Work required
Emit the data below verbatim, stripping out any pictures.

Dataset entries
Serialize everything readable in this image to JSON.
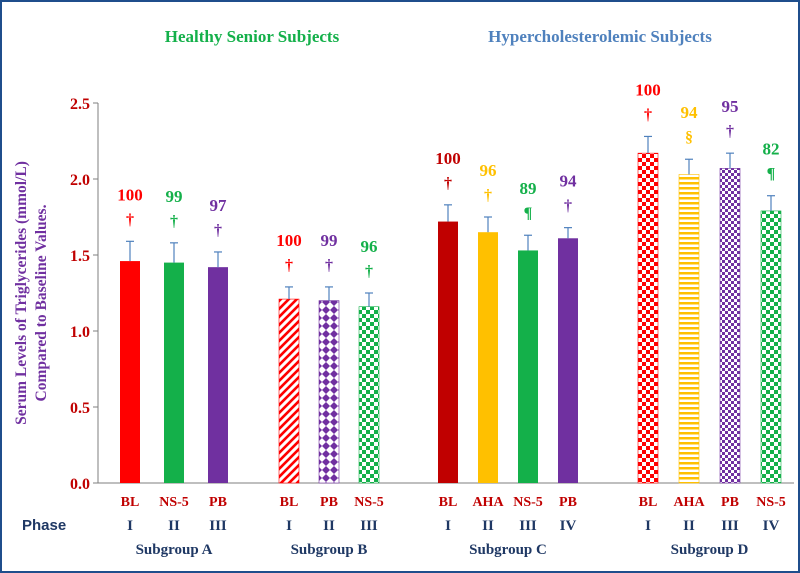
{
  "chart_data": {
    "type": "bar",
    "ylabel_line1": "Serum Levels of  Triglycerides (mmol/L)",
    "ylabel_line2": "Compared to  Baseline Values.",
    "ylim": [
      0,
      2.5
    ],
    "yticks": [
      "0.0",
      "0.5",
      "1.0",
      "1.5",
      "2.0",
      "2.5"
    ],
    "ytick_values": [
      0,
      0.5,
      1.0,
      1.5,
      2.0,
      2.5
    ],
    "headings": [
      {
        "text": "Healthy  Senior  Subjects",
        "color": "#14b04a"
      },
      {
        "text": "Hypercholesterolemic Subjects",
        "color": "#4f81bd"
      }
    ],
    "phase_label": "Phase",
    "subgroups": [
      {
        "name": "Subgroup  A",
        "bars": [
          {
            "label": "BL",
            "phase": "I",
            "value": 1.46,
            "err": 0.13,
            "pct": "100",
            "sym": "†",
            "color": "#ff0000",
            "pattern": "solid"
          },
          {
            "label": "NS-5",
            "phase": "II",
            "value": 1.45,
            "err": 0.13,
            "pct": "99",
            "sym": "†",
            "color": "#14b04a",
            "pattern": "solid"
          },
          {
            "label": "PB",
            "phase": "III",
            "value": 1.42,
            "err": 0.1,
            "pct": "97",
            "sym": "†",
            "color": "#7030a0",
            "pattern": "solid"
          }
        ]
      },
      {
        "name": "Subgroup  B",
        "bars": [
          {
            "label": "BL",
            "phase": "I",
            "value": 1.21,
            "err": 0.08,
            "pct": "100",
            "sym": "†",
            "color": "#ff0000",
            "pattern": "diag"
          },
          {
            "label": "PB",
            "phase": "II",
            "value": 1.2,
            "err": 0.09,
            "pct": "99",
            "sym": "†",
            "color": "#7030a0",
            "pattern": "diamond"
          },
          {
            "label": "NS-5",
            "phase": "III",
            "value": 1.16,
            "err": 0.09,
            "pct": "96",
            "sym": "†",
            "color": "#14b04a",
            "pattern": "check"
          }
        ]
      },
      {
        "name": "Subgroup  C",
        "bars": [
          {
            "label": "BL",
            "phase": "I",
            "value": 1.72,
            "err": 0.11,
            "pct": "100",
            "sym": "†",
            "color": "#c00000",
            "pattern": "solid"
          },
          {
            "label": "AHA",
            "phase": "II",
            "value": 1.65,
            "err": 0.1,
            "pct": "96",
            "sym": "†",
            "color": "#ffc000",
            "pattern": "solid"
          },
          {
            "label": "NS-5",
            "phase": "III",
            "value": 1.53,
            "err": 0.1,
            "pct": "89",
            "sym": "¶",
            "color": "#14b04a",
            "pattern": "solid"
          },
          {
            "label": "PB",
            "phase": "IV",
            "value": 1.61,
            "err": 0.07,
            "pct": "94",
            "sym": "†",
            "color": "#7030a0",
            "pattern": "solid"
          }
        ]
      },
      {
        "name": "Subgroup  D",
        "bars": [
          {
            "label": "BL",
            "phase": "I",
            "value": 2.17,
            "err": 0.11,
            "pct": "100",
            "sym": "†",
            "color": "#ff0000",
            "pattern": "check"
          },
          {
            "label": "AHA",
            "phase": "II",
            "value": 2.03,
            "err": 0.1,
            "pct": "94",
            "sym": "§",
            "color": "#ffc000",
            "pattern": "hstripe"
          },
          {
            "label": "PB",
            "phase": "III",
            "value": 2.07,
            "err": 0.1,
            "pct": "95",
            "sym": "†",
            "color": "#7030a0",
            "pattern": "smallcheck"
          },
          {
            "label": "NS-5",
            "phase": "IV",
            "value": 1.79,
            "err": 0.1,
            "pct": "82",
            "sym": "¶",
            "color": "#14b04a",
            "pattern": "check"
          }
        ]
      }
    ]
  }
}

Answer to this task
Serialize everything readable in this image to JSON.
{
  "chart_data": {
    "type": "bar",
    "ylabel_line1": "Serum Levels of  Triglycerides (mmol/L)",
    "ylabel_line2": "Compared to  Baseline Values.",
    "ylim": [
      0,
      2.5
    ],
    "yticks": [
      "0.0",
      "0.5",
      "1.0",
      "1.5",
      "2.0",
      "2.5"
    ],
    "ytick_values": [
      0,
      0.5,
      1.0,
      1.5,
      2.0,
      2.5
    ],
    "headings": [
      {
        "text": "Healthy  Senior  Subjects",
        "color": "#14b04a"
      },
      {
        "text": "Hypercholesterolemic Subjects",
        "color": "#4f81bd"
      }
    ],
    "phase_label": "Phase",
    "subgroups": [
      {
        "name": "Subgroup  A",
        "bars": [
          {
            "label": "BL",
            "phase": "I",
            "value": 1.46,
            "err": 0.13,
            "pct": "100",
            "sym": "†",
            "color": "#ff0000",
            "pattern": "solid"
          },
          {
            "label": "NS-5",
            "phase": "II",
            "value": 1.45,
            "err": 0.13,
            "pct": "99",
            "sym": "†",
            "color": "#14b04a",
            "pattern": "solid"
          },
          {
            "label": "PB",
            "phase": "III",
            "value": 1.42,
            "err": 0.1,
            "pct": "97",
            "sym": "†",
            "color": "#7030a0",
            "pattern": "solid"
          }
        ]
      },
      {
        "name": "Subgroup  B",
        "bars": [
          {
            "label": "BL",
            "phase": "I",
            "value": 1.21,
            "err": 0.08,
            "pct": "100",
            "sym": "†",
            "color": "#ff0000",
            "pattern": "diag"
          },
          {
            "label": "PB",
            "phase": "II",
            "value": 1.2,
            "err": 0.09,
            "pct": "99",
            "sym": "†",
            "color": "#7030a0",
            "pattern": "diamond"
          },
          {
            "label": "NS-5",
            "phase": "III",
            "value": 1.16,
            "err": 0.09,
            "pct": "96",
            "sym": "†",
            "color": "#14b04a",
            "pattern": "check"
          }
        ]
      },
      {
        "name": "Subgroup  C",
        "bars": [
          {
            "label": "BL",
            "phase": "I",
            "value": 1.72,
            "err": 0.11,
            "pct": "100",
            "sym": "†",
            "color": "#c00000",
            "pattern": "solid"
          },
          {
            "label": "AHA",
            "phase": "II",
            "value": 1.65,
            "err": 0.1,
            "pct": "96",
            "sym": "†",
            "color": "#ffc000",
            "pattern": "solid"
          },
          {
            "label": "NS-5",
            "phase": "III",
            "value": 1.53,
            "err": 0.1,
            "pct": "89",
            "sym": "¶",
            "color": "#14b04a",
            "pattern": "solid"
          },
          {
            "label": "PB",
            "phase": "IV",
            "value": 1.61,
            "err": 0.07,
            "pct": "94",
            "sym": "†",
            "color": "#7030a0",
            "pattern": "solid"
          }
        ]
      },
      {
        "name": "Subgroup  D",
        "bars": [
          {
            "label": "BL",
            "phase": "I",
            "value": 2.17,
            "err": 0.11,
            "pct": "100",
            "sym": "†",
            "color": "#ff0000",
            "pattern": "check"
          },
          {
            "label": "AHA",
            "phase": "II",
            "value": 2.03,
            "err": 0.1,
            "pct": "94",
            "sym": "§",
            "color": "#ffc000",
            "pattern": "hstripe"
          },
          {
            "label": "PB",
            "phase": "III",
            "value": 2.07,
            "err": 0.1,
            "pct": "95",
            "sym": "†",
            "color": "#7030a0",
            "pattern": "smallcheck"
          },
          {
            "label": "NS-5",
            "phase": "IV",
            "value": 1.79,
            "err": 0.1,
            "pct": "82",
            "sym": "¶",
            "color": "#14b04a",
            "pattern": "check"
          }
        ]
      }
    ]
  }
}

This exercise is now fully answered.